Saved data entries

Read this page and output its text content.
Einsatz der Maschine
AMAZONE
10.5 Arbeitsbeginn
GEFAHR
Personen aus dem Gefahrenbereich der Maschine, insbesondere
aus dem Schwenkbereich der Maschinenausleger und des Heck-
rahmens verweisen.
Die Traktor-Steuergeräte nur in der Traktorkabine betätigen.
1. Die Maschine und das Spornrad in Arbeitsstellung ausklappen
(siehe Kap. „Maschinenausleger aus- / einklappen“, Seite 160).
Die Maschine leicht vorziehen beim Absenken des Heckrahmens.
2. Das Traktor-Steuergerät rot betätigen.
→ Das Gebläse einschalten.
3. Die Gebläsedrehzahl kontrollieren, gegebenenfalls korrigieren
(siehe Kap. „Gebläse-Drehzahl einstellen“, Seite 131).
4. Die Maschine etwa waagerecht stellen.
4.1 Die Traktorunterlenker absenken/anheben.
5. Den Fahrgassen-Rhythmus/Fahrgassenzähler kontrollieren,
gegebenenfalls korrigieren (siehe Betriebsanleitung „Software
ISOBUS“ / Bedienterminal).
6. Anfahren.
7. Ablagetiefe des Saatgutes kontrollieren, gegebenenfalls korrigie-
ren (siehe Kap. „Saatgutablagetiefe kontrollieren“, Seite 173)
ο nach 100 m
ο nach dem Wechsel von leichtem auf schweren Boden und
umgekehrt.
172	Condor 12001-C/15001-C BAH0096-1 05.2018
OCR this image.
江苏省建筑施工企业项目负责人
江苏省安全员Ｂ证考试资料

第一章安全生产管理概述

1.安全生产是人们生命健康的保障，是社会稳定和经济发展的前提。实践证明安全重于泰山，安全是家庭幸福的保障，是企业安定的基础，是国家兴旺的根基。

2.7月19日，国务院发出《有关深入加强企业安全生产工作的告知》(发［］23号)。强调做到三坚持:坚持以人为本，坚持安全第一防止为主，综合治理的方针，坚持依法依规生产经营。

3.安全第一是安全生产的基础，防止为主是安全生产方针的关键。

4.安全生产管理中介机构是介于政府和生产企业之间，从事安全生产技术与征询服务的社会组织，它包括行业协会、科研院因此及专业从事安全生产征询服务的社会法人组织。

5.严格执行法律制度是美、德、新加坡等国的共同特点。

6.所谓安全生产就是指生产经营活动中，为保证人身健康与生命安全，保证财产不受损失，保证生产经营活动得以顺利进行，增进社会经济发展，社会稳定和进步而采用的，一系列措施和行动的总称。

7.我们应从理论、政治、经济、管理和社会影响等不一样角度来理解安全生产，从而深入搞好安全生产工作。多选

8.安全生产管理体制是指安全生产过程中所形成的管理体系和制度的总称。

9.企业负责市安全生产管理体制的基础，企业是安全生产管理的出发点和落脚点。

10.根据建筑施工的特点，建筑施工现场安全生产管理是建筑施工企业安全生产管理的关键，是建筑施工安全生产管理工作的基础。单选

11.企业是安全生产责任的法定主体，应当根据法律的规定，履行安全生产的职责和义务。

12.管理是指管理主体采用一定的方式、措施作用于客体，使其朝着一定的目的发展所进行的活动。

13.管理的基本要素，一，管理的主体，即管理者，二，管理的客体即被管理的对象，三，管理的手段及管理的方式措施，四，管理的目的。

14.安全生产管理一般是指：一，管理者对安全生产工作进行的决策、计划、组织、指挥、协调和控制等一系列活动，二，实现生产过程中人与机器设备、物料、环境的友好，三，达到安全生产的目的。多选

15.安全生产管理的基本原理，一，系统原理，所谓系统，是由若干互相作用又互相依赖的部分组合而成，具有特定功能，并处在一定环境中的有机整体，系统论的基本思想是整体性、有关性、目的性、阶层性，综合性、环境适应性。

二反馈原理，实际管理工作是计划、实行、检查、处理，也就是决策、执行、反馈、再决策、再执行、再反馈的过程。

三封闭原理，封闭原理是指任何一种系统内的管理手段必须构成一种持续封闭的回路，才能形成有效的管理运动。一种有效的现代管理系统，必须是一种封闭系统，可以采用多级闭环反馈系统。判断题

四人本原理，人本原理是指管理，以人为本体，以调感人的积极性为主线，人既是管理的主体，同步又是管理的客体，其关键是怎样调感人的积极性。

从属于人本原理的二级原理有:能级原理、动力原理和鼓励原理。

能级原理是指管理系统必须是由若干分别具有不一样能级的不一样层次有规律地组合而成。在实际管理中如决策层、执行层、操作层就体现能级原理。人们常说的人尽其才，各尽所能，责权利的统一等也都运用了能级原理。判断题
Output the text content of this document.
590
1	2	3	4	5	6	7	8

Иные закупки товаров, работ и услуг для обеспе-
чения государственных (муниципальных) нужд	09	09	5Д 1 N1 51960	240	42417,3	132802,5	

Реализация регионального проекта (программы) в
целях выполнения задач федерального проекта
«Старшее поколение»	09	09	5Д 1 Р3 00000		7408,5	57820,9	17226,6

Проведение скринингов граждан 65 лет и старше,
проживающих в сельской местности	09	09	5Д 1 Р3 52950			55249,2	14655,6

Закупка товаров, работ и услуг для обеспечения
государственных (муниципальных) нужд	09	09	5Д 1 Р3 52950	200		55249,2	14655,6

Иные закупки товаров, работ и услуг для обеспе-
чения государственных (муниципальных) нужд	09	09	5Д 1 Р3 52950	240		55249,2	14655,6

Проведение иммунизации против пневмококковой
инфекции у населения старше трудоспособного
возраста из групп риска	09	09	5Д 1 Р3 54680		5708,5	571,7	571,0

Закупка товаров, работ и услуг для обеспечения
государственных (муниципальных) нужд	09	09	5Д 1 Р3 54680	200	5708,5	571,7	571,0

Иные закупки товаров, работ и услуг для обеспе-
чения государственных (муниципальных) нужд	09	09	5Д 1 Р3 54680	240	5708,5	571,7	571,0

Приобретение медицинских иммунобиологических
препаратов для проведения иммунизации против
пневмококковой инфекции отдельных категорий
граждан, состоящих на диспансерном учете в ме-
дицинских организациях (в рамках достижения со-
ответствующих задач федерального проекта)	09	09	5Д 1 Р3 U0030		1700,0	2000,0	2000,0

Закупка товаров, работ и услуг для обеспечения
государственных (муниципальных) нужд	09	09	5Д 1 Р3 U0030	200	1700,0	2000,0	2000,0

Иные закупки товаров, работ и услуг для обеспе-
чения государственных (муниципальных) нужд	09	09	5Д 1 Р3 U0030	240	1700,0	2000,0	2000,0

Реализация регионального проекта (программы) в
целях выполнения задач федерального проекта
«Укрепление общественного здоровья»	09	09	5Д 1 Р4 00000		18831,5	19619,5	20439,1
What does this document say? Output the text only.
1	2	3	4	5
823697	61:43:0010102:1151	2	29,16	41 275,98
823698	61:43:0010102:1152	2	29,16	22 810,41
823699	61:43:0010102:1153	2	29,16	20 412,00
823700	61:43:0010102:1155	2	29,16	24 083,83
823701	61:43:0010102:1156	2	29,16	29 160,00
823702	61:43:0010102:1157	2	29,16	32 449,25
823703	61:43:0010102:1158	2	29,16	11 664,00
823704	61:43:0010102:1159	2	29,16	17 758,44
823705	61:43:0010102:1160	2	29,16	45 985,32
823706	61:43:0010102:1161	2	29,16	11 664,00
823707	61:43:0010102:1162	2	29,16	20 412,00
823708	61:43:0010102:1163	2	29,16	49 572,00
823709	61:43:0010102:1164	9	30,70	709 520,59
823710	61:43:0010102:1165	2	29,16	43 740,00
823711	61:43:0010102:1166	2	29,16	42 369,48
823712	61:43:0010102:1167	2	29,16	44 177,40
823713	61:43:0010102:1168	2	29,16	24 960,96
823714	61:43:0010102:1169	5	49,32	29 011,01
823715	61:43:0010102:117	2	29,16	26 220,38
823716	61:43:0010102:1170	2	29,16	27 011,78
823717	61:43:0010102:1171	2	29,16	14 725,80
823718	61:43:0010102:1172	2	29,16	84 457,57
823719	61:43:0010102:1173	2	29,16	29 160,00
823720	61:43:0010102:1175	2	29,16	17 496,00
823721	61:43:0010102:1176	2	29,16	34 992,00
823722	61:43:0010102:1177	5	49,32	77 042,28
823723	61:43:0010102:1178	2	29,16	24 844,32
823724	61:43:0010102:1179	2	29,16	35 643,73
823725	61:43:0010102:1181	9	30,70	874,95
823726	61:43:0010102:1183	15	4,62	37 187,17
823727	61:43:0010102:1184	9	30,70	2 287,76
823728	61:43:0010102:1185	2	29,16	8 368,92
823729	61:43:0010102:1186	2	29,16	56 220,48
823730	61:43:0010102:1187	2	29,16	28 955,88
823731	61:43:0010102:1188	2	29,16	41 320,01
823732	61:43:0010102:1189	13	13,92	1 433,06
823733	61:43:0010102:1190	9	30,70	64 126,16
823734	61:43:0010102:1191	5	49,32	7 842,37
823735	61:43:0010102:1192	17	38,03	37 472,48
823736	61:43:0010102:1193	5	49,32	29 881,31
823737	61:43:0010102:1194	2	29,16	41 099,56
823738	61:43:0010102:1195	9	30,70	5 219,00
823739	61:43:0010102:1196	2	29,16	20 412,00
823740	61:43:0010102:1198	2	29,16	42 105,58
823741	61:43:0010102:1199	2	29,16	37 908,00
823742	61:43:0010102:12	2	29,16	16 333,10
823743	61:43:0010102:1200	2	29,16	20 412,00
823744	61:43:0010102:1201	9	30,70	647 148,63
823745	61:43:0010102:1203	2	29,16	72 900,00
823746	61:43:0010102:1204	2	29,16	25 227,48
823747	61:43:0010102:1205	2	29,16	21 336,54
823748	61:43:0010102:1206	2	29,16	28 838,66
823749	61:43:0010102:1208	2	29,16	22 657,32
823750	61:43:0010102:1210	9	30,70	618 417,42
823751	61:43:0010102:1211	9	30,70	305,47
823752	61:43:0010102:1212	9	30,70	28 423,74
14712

#### PROBLEM REQUIREMENTS
Go through the listing above and locate each line that holds the word "Проведение". Copy those lines.

#### TASK ANSWER
Проведение скринингов граждан 65 лет и старше,
Проведение иммунизации против пневмококковой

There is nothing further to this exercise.